Source material =
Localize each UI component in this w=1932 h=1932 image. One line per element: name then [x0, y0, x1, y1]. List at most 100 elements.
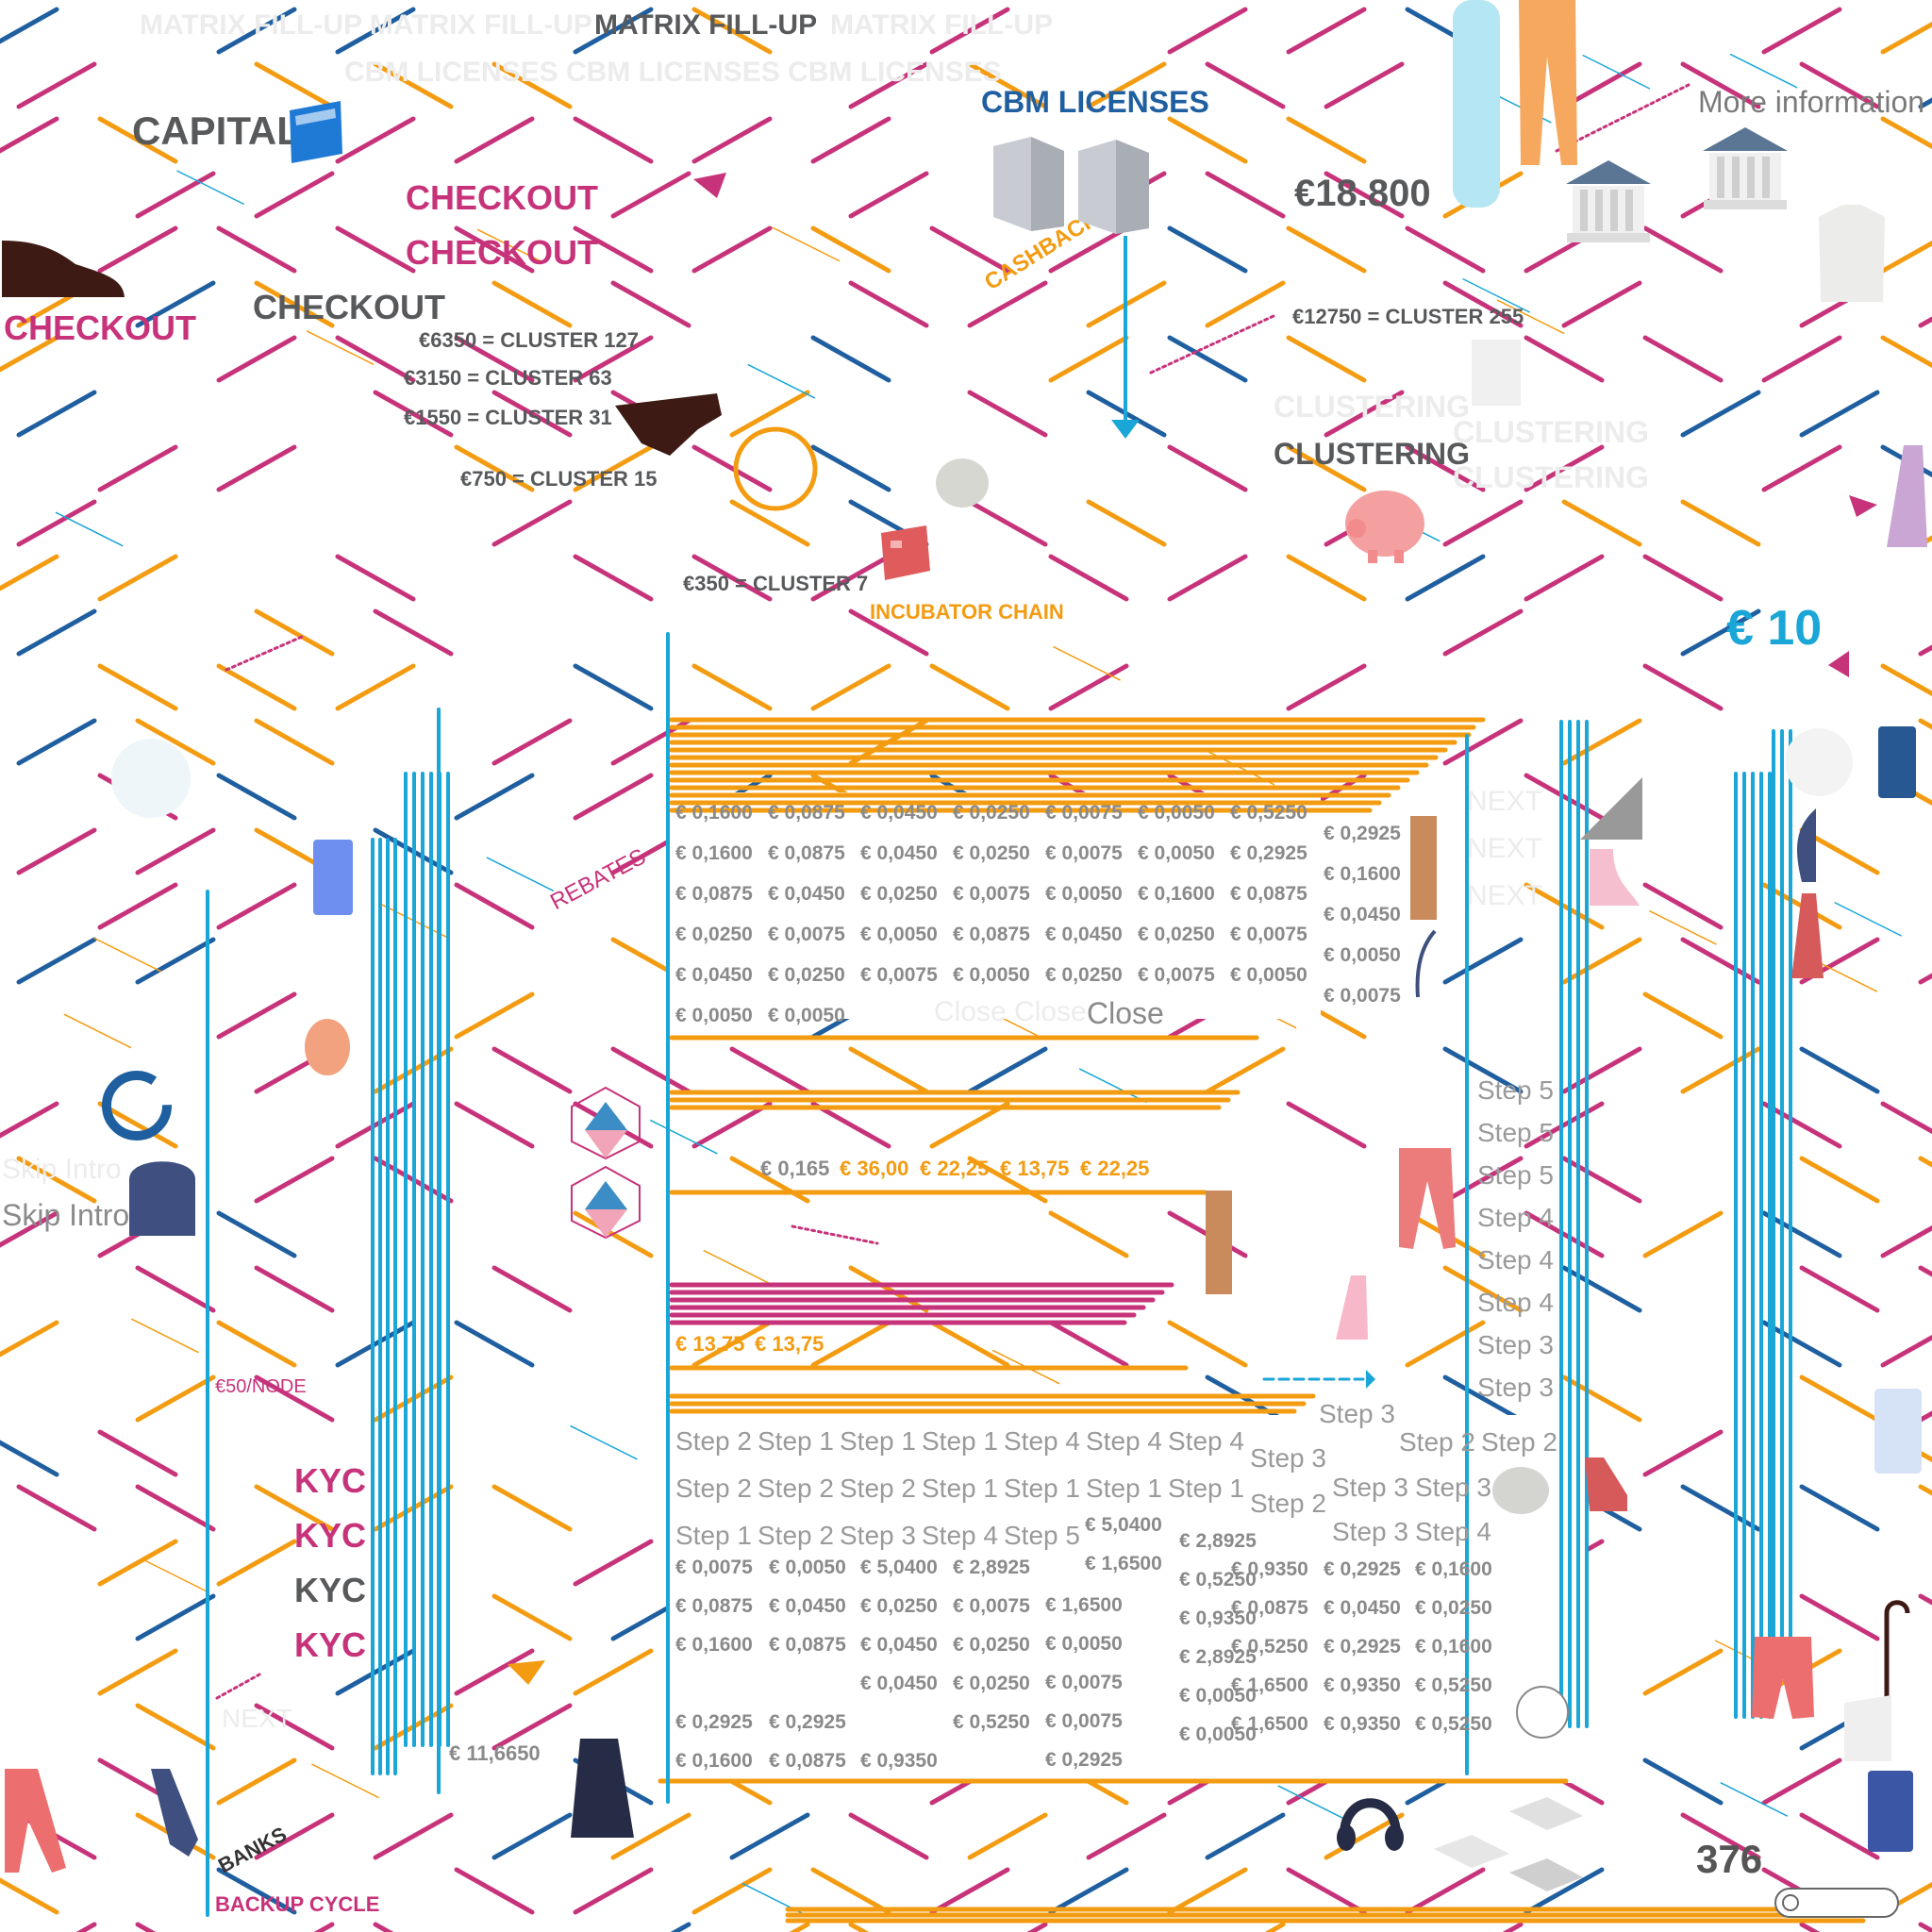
pattern-line: [16, 827, 97, 875]
pattern-line: [16, 937, 97, 985]
pattern-line: [573, 7, 654, 55]
grid-value: € 0,0875: [1230, 883, 1307, 905]
pattern-line: [810, 1101, 891, 1149]
pattern-line: [1286, 225, 1367, 274]
pattern-line: [1799, 1593, 1880, 1641]
accent-line: [650, 1119, 718, 1155]
pattern-line: [216, 1210, 297, 1258]
pattern-line: [335, 1101, 416, 1149]
orange-value-2: € 22,25: [920, 1157, 990, 1180]
pattern-line: [1286, 554, 1367, 602]
dotted-line: [225, 635, 304, 672]
pattern-line: [1761, 444, 1842, 492]
grid-value: € 0,0050: [1045, 1633, 1123, 1655]
step-label: Step 1: [1004, 1474, 1080, 1503]
step-label: Step 1: [922, 1474, 998, 1503]
pattern-line: [929, 225, 1010, 274]
grid-value: € 0,5250: [1179, 1569, 1257, 1591]
grid-value: € 0,0250: [860, 883, 938, 905]
pattern-line: [1405, 1867, 1486, 1915]
pattern-line: [454, 225, 535, 274]
pattern-line: [216, 1320, 297, 1368]
close-button[interactable]: Close: [1087, 996, 1164, 1030]
bank-icon-2: [1703, 127, 1788, 209]
cluster-255: €12750 = CLUSTER 255: [1292, 305, 1524, 328]
more-information-link[interactable]: More information: [1698, 85, 1925, 119]
pattern-line: [454, 1867, 535, 1915]
grid-value: € 0,2925: [1230, 842, 1307, 864]
arrow-head: [1366, 1370, 1375, 1389]
pattern-line: [1561, 61, 1642, 109]
step-pair-1b: Step 2: [1481, 1427, 1557, 1457]
pattern-line: [0, 1877, 59, 1915]
pattern-line: [1761, 7, 1842, 55]
steps-grid: Step 2 Step 1 Step 1 Step 1 Step 4 Step 4 Step…: [675, 1426, 1250, 1551]
pattern-line: [491, 390, 573, 438]
pattern-line: [1799, 1922, 1821, 1932]
pattern-line: [848, 280, 929, 328]
pattern-line: [1561, 499, 1642, 547]
bottom-grid-column: € 5,0400 € 0,0250 € 0,0450 € 0,0450 € 0,9350: [860, 1557, 938, 1774]
pattern-line: [1086, 499, 1167, 547]
step-pair-2b: Step 3: [1415, 1473, 1491, 1502]
skip-intro-ghost: Skip Intro: [2, 1154, 122, 1185]
step-label: Step 5: [1477, 1118, 1554, 1147]
pattern-line: [573, 554, 654, 602]
pattern-line: [1561, 718, 1642, 766]
grid-value: € 0,2925: [769, 1711, 846, 1733]
pattern-line: [1761, 335, 1842, 383]
step-label: Step 4: [1477, 1245, 1554, 1274]
pattern-line: [1205, 1812, 1286, 1860]
pattern-line: [1680, 1812, 1761, 1860]
coat-icon: [151, 1769, 198, 1857]
step-label: Step 3: [840, 1521, 916, 1550]
grid-value: € 0,1600: [1415, 1558, 1492, 1580]
pattern-line: [1880, 663, 1932, 697]
accent-line: [1277, 1785, 1346, 1820]
pattern-line: [216, 1757, 297, 1806]
pattern-line: [610, 1812, 691, 1860]
pattern-line: [691, 116, 773, 164]
grid-value: € 0,9350: [1231, 1558, 1308, 1580]
grid-value: € 0,0075: [953, 883, 1030, 905]
pattern-line: [1880, 21, 1932, 55]
orange-value-lower-2: € 13,75: [755, 1332, 824, 1356]
pattern-line: [491, 1484, 573, 1532]
clustering-ghost-3: CLUSTERING: [1453, 460, 1649, 494]
grid-value: € 0,0250: [953, 802, 1030, 824]
pattern-line: [810, 225, 891, 274]
pattern-line: [1799, 390, 1880, 438]
grid-value: € 0,0075: [1045, 1710, 1123, 1732]
grid-value: € 0,0250: [1415, 1597, 1492, 1619]
pattern-line: [1442, 1156, 1524, 1204]
grid-value: [675, 1673, 753, 1697]
grid-spacer: [1230, 1005, 1323, 1027]
pattern-line: [1167, 554, 1248, 602]
pattern-line: [691, 1867, 773, 1915]
sock-pink-icon: [1590, 849, 1640, 906]
step3-label-b: Step 3: [1250, 1443, 1326, 1473]
grid-side-value: € 0,0075: [1324, 985, 1401, 1007]
pattern-line: [1048, 554, 1129, 602]
accent-line: [131, 1318, 199, 1354]
skip-intro-button[interactable]: Skip Intro: [2, 1198, 130, 1232]
checkout-label-1: CHECKOUT: [406, 178, 598, 217]
dress-red-icon: [1791, 893, 1824, 978]
pattern-line: [848, 61, 929, 109]
grid-value: [860, 1711, 938, 1736]
pattern-line: [97, 116, 178, 164]
pattern-line: [848, 1812, 929, 1860]
pattern-line: [254, 171, 335, 219]
grid-value: € 0,0250: [953, 842, 1030, 864]
grid-value: € 0,0050: [1138, 802, 1215, 824]
pattern-line: [1880, 1101, 1932, 1135]
pattern-line: [135, 827, 216, 875]
book-icon: [1868, 1771, 1913, 1852]
pattern-line: [454, 116, 535, 164]
paper-icon: [1472, 340, 1521, 406]
pattern-line: [0, 1210, 59, 1248]
steps-right-column: Step 5 Step 5 Step 5 Step 4 Step 4 Step 4 Step…: [1477, 1075, 1554, 1403]
toggle-icon[interactable]: [1774, 1887, 1901, 1919]
pattern-line: [373, 61, 454, 109]
grid-value: € 0,1600: [675, 1750, 753, 1772]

Exercise directions =
Set out every line of the records above as a numbered list, leaving out blank lines and the pictures.

Answer to this problem =
1. Localize each UI component in this w=1932 h=1932 image. One line per element: name then [x0, y0, x1, y1]. List at most 100 elements.
2. pattern-line: [16, 827, 97, 875]
3. pattern-line: [16, 937, 97, 985]
4. pattern-line: [573, 7, 654, 55]
5. grid-value: € 0,0875: [1230, 883, 1307, 905]
6. pattern-line: [810, 1101, 891, 1149]
7. pattern-line: [1286, 225, 1367, 274]
8. pattern-line: [1799, 1593, 1880, 1641]
9. accent-line: [650, 1119, 718, 1155]
10. pattern-line: [216, 1210, 297, 1258]
11. pattern-line: [335, 1101, 416, 1149]
12. orange-value-2: € 22,25: [920, 1157, 990, 1180]
13. pattern-line: [1286, 554, 1367, 602]
14. dotted-line: [225, 635, 304, 672]
15. pattern-line: [1761, 444, 1842, 492]
16. grid-value: € 0,0050: [1045, 1633, 1123, 1655]
17. step-label: Step 1: [1004, 1474, 1080, 1503]
18. step-label: Step 1: [922, 1474, 998, 1503]
19. pattern-line: [929, 225, 1010, 274]
20. grid-value: € 0,5250: [1179, 1569, 1257, 1591]
21. grid-value: € 0,0250: [860, 883, 938, 905]
22. pattern-line: [1405, 1867, 1486, 1915]
23. pattern-line: [454, 225, 535, 274]
24. pattern-line: [216, 1320, 297, 1368]
25. close-button[interactable]: Close: [1087, 996, 1164, 1030]
26. bank-icon-2: [1703, 127, 1788, 209]
27. cluster-255: €12750 = CLUSTER 255: [1292, 305, 1524, 328]
28. more-information-link[interactable]: More information: [1698, 85, 1925, 119]
29. pattern-line: [454, 1867, 535, 1915]
30. grid-value: € 0,2925: [1230, 842, 1307, 864]
31. arrow-head: [1366, 1370, 1375, 1389]
32. pattern-line: [1561, 61, 1642, 109]
33. step-pair-1b: Step 2: [1481, 1427, 1557, 1457]
34. pattern-line: [0, 1877, 59, 1915]
35. pattern-line: [1761, 7, 1842, 55]
36. steps-grid: Step 2 Step 1 Step 1 Step 1 Step 4 Step 4 Step…: [675, 1426, 1250, 1551]
37. pattern-line: [491, 390, 573, 438]
38. pattern-line: [1799, 1922, 1821, 1932]
39. pattern-line: [848, 280, 929, 328]
40. pattern-line: [1561, 499, 1642, 547]
41. bottom-grid-column: € 5,0400 € 0,0250 € 0,0450 € 0,0450 € 0,9350: [860, 1557, 938, 1774]
42. pattern-line: [1086, 499, 1167, 547]
43. step-pair-2b: Step 3: [1415, 1473, 1491, 1502]
44. skip-intro-ghost: Skip Intro: [2, 1154, 122, 1185]
45. step-label: Step 5: [1477, 1118, 1554, 1147]
46. pattern-line: [573, 554, 654, 602]
47. pattern-line: [1561, 718, 1642, 766]
48. grid-value: € 0,2925: [769, 1711, 846, 1733]
49. pattern-line: [1761, 335, 1842, 383]
50. step-label: Step 4: [1477, 1245, 1554, 1274]
51. pattern-line: [1205, 1812, 1286, 1860]
52. pattern-line: [1680, 1812, 1761, 1860]
53. coat-icon: [151, 1769, 198, 1857]
54. step-label: Step 3: [840, 1521, 916, 1550]
55. grid-value: € 0,1600: [1415, 1558, 1492, 1580]
56. pattern-line: [1880, 663, 1932, 697]
57. accent-line: [1277, 1785, 1346, 1820]
58. pattern-line: [216, 1757, 297, 1806]
59. pattern-line: [610, 1812, 691, 1860]
60. pattern-line: [691, 116, 773, 164]
61. grid-value: € 0,9350: [1231, 1558, 1308, 1580]
62. grid-value: € 0,0075: [953, 883, 1030, 905]
63. pattern-line: [1880, 21, 1932, 55]
64. orange-value-lower-2: € 13,75: [755, 1332, 824, 1356]
65. pattern-line: [491, 1484, 573, 1532]
66. clustering-ghost-3: CLUSTERING: [1453, 460, 1649, 494]
67. grid-value: € 0,0250: [953, 802, 1030, 824]
68. pattern-line: [810, 225, 891, 274]
69. pattern-line: [1799, 390, 1880, 438]
70. grid-value: € 0,0075: [1045, 1710, 1123, 1732]
71. grid-value: € 0,0250: [1415, 1597, 1492, 1619]
72. pattern-line: [1442, 1156, 1524, 1204]
73. grid-value: [675, 1673, 753, 1697]
74. grid-spacer: [1230, 1005, 1323, 1027]
75. pattern-line: [1167, 554, 1248, 602]
76. pattern-line: [691, 1867, 773, 1915]
77. sock-pink-icon: [1590, 849, 1640, 906]
78. step3-label-b: Step 3: [1250, 1443, 1326, 1473]
79. grid-side-value: € 0,0075: [1324, 985, 1401, 1007]
80. pattern-line: [1048, 554, 1129, 602]
81. accent-line: [131, 1318, 199, 1354]
82. skip-intro-button[interactable]: Skip Intro: [2, 1198, 130, 1232]
83. checkout-label-1: CHECKOUT: [406, 178, 598, 217]
84. dress-red-icon: [1791, 893, 1824, 978]
85. pattern-line: [848, 61, 929, 109]
86. grid-value: [860, 1711, 938, 1736]
87. pattern-line: [97, 116, 178, 164]
88. pattern-line: [848, 1812, 929, 1860]
89. pattern-line: [254, 171, 335, 219]
90. grid-value: € 0,0250: [953, 842, 1030, 864]
91. grid-value: € 0,0050: [1138, 802, 1215, 824]
92. pattern-line: [1880, 1101, 1932, 1135]
93. pattern-line: [135, 827, 216, 875]
94. book-icon: [1868, 1771, 1913, 1852]
95. pattern-line: [454, 116, 535, 164]
96. paper-icon: [1472, 340, 1521, 406]
97. pattern-line: [0, 1210, 59, 1248]
98. steps-right-column: Step 5 Step 5 Step 5 Step 4 Step 4 Step 4 Step…: [1477, 1075, 1554, 1403]
99. toggle-icon[interactable]: [1774, 1887, 1901, 1919]
100. pattern-line: [373, 61, 454, 109]
101. grid-value: € 0,1600: [675, 1750, 753, 1772]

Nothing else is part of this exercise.